== EXERCISE AIM ==
Without the images, print all the entries below exactly as given.

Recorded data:
------------------------------------------------

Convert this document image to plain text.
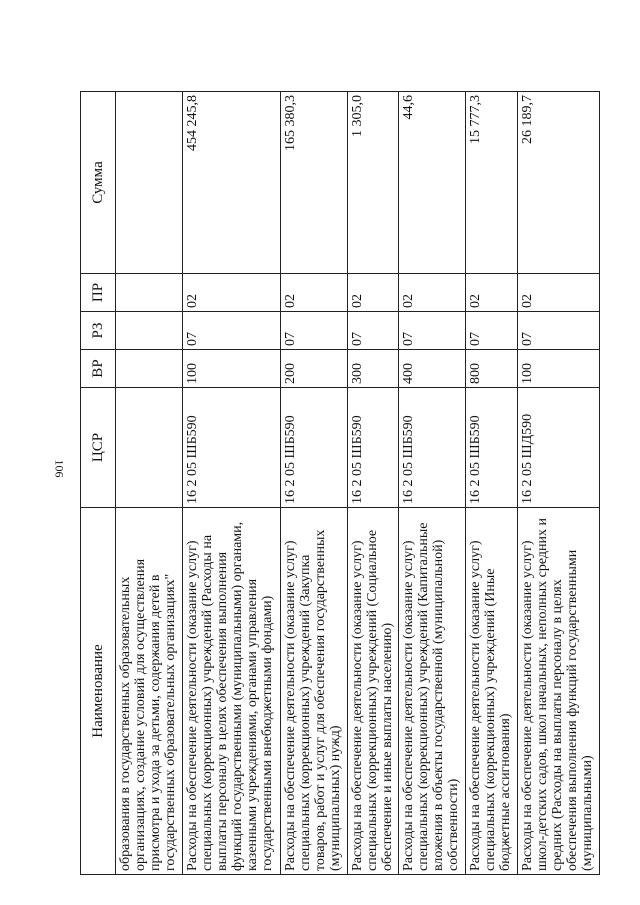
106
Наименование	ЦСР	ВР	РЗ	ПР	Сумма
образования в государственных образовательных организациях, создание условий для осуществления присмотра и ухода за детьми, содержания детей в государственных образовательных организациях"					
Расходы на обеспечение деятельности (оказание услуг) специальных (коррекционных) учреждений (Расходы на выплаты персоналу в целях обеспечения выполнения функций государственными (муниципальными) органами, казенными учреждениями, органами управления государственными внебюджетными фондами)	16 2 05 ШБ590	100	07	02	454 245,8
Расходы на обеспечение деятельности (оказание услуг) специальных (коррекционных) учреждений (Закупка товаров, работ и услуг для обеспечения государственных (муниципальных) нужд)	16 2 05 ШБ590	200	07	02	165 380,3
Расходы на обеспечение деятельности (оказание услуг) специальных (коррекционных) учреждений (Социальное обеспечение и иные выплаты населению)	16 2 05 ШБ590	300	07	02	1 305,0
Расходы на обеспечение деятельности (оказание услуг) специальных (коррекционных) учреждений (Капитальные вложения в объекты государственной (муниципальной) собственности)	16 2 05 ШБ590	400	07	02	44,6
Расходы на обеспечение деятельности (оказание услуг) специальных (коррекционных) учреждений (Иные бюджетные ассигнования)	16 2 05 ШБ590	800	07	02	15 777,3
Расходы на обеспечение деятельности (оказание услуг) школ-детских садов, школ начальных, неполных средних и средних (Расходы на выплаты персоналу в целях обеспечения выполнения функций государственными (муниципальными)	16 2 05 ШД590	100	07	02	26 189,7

------------------------------------------------

== FINISHED EXERCISE ==
Convert this document image to plain text.
106
Наименование	ЦСР	ВР	РЗ	ПР	Сумма
образования в государственных образовательных организациях, создание условий для осуществления присмотра и ухода за детьми, содержания детей в государственных образовательных организациях"					
Расходы на обеспечение деятельности (оказание услуг) специальных (коррекционных) учреждений (Расходы на выплаты персоналу в целях обеспечения выполнения функций государственными (муниципальными) органами, казенными учреждениями, органами управления государственными внебюджетными фондами)	16 2 05 ШБ590	100	07	02	454 245,8
Расходы на обеспечение деятельности (оказание услуг) специальных (коррекционных) учреждений (Закупка товаров, работ и услуг для обеспечения государственных (муниципальных) нужд)	16 2 05 ШБ590	200	07	02	165 380,3
Расходы на обеспечение деятельности (оказание услуг) специальных (коррекционных) учреждений (Социальное обеспечение и иные выплаты населению)	16 2 05 ШБ590	300	07	02	1 305,0
Расходы на обеспечение деятельности (оказание услуг) специальных (коррекционных) учреждений (Капитальные вложения в объекты государственной (муниципальной) собственности)	16 2 05 ШБ590	400	07	02	44,6
Расходы на обеспечение деятельности (оказание услуг) специальных (коррекционных) учреждений (Иные бюджетные ассигнования)	16 2 05 ШБ590	800	07	02	15 777,3
Расходы на обеспечение деятельности (оказание услуг) школ-детских садов, школ начальных, неполных средних и средних (Расходы на выплаты персоналу в целях обеспечения выполнения функций государственными (муниципальными)	16 2 05 ШД590	100	07	02	26 189,7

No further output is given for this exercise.